All of the data below must be repeated exactly.

++++ LISTED RECORDS ++++

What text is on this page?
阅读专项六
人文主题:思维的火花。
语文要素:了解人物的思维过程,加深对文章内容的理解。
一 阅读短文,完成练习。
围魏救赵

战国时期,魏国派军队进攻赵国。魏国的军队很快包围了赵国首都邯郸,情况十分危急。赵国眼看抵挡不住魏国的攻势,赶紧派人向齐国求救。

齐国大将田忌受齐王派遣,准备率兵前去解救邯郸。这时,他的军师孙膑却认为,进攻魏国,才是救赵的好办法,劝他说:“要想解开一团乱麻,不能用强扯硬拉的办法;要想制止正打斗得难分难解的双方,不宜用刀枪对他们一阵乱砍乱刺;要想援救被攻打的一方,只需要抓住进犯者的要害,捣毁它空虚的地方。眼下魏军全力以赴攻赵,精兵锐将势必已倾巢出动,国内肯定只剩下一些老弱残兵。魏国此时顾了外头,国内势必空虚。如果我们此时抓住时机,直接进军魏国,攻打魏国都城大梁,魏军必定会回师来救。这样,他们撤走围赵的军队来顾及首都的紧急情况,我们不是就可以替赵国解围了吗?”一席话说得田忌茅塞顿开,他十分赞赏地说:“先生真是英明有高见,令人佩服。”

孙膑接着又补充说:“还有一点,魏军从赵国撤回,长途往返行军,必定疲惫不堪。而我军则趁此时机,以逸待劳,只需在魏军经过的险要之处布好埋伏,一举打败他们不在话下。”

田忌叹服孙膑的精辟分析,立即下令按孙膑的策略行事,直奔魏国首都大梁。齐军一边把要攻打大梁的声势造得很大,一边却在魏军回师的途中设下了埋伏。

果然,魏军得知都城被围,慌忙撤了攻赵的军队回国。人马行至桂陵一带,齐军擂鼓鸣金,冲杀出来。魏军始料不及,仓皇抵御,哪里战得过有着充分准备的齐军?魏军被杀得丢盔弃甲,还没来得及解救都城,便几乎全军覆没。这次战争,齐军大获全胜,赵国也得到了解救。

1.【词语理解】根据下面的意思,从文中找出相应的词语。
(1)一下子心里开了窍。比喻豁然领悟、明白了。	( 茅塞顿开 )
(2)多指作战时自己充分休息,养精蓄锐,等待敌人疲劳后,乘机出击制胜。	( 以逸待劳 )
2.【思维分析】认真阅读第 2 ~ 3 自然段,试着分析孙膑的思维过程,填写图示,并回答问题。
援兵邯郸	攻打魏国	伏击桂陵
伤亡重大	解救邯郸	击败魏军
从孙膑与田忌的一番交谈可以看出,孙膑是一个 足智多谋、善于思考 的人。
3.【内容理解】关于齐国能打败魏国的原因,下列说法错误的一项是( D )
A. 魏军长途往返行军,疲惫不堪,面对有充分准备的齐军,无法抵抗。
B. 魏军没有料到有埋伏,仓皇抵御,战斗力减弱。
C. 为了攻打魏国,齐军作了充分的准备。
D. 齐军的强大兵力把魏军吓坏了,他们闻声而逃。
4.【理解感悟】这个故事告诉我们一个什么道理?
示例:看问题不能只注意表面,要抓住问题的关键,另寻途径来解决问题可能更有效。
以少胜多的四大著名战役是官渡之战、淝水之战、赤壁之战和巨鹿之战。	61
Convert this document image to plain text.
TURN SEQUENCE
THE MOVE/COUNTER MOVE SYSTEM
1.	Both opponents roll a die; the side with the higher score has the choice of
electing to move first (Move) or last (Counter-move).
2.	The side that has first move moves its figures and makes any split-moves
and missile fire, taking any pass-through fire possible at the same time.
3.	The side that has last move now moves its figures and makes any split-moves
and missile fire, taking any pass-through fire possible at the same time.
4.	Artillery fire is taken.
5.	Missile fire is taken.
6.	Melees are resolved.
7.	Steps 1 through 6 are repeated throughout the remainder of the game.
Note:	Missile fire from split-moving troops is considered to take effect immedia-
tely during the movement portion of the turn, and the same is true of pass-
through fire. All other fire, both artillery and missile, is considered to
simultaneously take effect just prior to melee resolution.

++++

COMPLETE OUTPUT:
What text is on this page?
阅读专项六
人文主题:思维的火花。
语文要素:了解人物的思维过程,加深对文章内容的理解。
一 阅读短文,完成练习。
围魏救赵

战国时期,魏国派军队进攻赵国。魏国的军队很快包围了赵国首都邯郸,情况十分危急。赵国眼看抵挡不住魏国的攻势,赶紧派人向齐国求救。

齐国大将田忌受齐王派遣,准备率兵前去解救邯郸。这时,他的军师孙膑却认为,进攻魏国,才是救赵的好办法,劝他说:“要想解开一团乱麻,不能用强扯硬拉的办法;要想制止正打斗得难分难解的双方,不宜用刀枪对他们一阵乱砍乱刺;要想援救被攻打的一方,只需要抓住进犯者的要害,捣毁它空虚的地方。眼下魏军全力以赴攻赵,精兵锐将势必已倾巢出动,国内肯定只剩下一些老弱残兵。魏国此时顾了外头,国内势必空虚。如果我们此时抓住时机,直接进军魏国,攻打魏国都城大梁,魏军必定会回师来救。这样,他们撤走围赵的军队来顾及首都的紧急情况,我们不是就可以替赵国解围了吗?”一席话说得田忌茅塞顿开,他十分赞赏地说:“先生真是英明有高见,令人佩服。”

孙膑接着又补充说:“还有一点,魏军从赵国撤回,长途往返行军,必定疲惫不堪。而我军则趁此时机,以逸待劳,只需在魏军经过的险要之处布好埋伏,一举打败他们不在话下。”

田忌叹服孙膑的精辟分析,立即下令按孙膑的策略行事,直奔魏国首都大梁。齐军一边把要攻打大梁的声势造得很大,一边却在魏军回师的途中设下了埋伏。

果然,魏军得知都城被围,慌忙撤了攻赵的军队回国。人马行至桂陵一带,齐军擂鼓鸣金,冲杀出来。魏军始料不及,仓皇抵御,哪里战得过有着充分准备的齐军?魏军被杀得丢盔弃甲,还没来得及解救都城,便几乎全军覆没。这次战争,齐军大获全胜,赵国也得到了解救。

1.【词语理解】根据下面的意思,从文中找出相应的词语。
(1)一下子心里开了窍。比喻豁然领悟、明白了。	( 茅塞顿开 )
(2)多指作战时自己充分休息,养精蓄锐,等待敌人疲劳后,乘机出击制胜。	( 以逸待劳 )
2.【思维分析】认真阅读第 2 ~ 3 自然段,试着分析孙膑的思维过程,填写图示,并回答问题。
援兵邯郸	攻打魏国	伏击桂陵
伤亡重大	解救邯郸	击败魏军
从孙膑与田忌的一番交谈可以看出,孙膑是一个 足智多谋、善于思考 的人。
3.【内容理解】关于齐国能打败魏国的原因,下列说法错误的一项是( D )
A. 魏军长途往返行军,疲惫不堪,面对有充分准备的齐军,无法抵抗。
B. 魏军没有料到有埋伏,仓皇抵御,战斗力减弱。
C. 为了攻打魏国,齐军作了充分的准备。
D. 齐军的强大兵力把魏军吓坏了,他们闻声而逃。
4.【理解感悟】这个故事告诉我们一个什么道理?
示例:看问题不能只注意表面,要抓住问题的关键,另寻途径来解决问题可能更有效。
以少胜多的四大著名战役是官渡之战、淝水之战、赤壁之战和巨鹿之战。	61
Convert this document image to plain text.
TURN SEQUENCE
THE MOVE/COUNTER MOVE SYSTEM
1.	Both opponents roll a die; the side with the higher score has the choice of
electing to move first (Move) or last (Counter-move).
2.	The side that has first move moves its figures and makes any split-moves
and missile fire, taking any pass-through fire possible at the same time.
3.	The side that has last move now moves its figures and makes any split-moves
and missile fire, taking any pass-through fire possible at the same time.
4.	Artillery fire is taken.
5.	Missile fire is taken.
6.	Melees are resolved.
7.	Steps 1 through 6 are repeated throughout the remainder of the game.
Note:	Missile fire from split-moving troops is considered to take effect immedia-
tely during the movement portion of the turn, and the same is true of pass-
through fire. All other fire, both artillery and missile, is considered to
simultaneously take effect just prior to melee resolution.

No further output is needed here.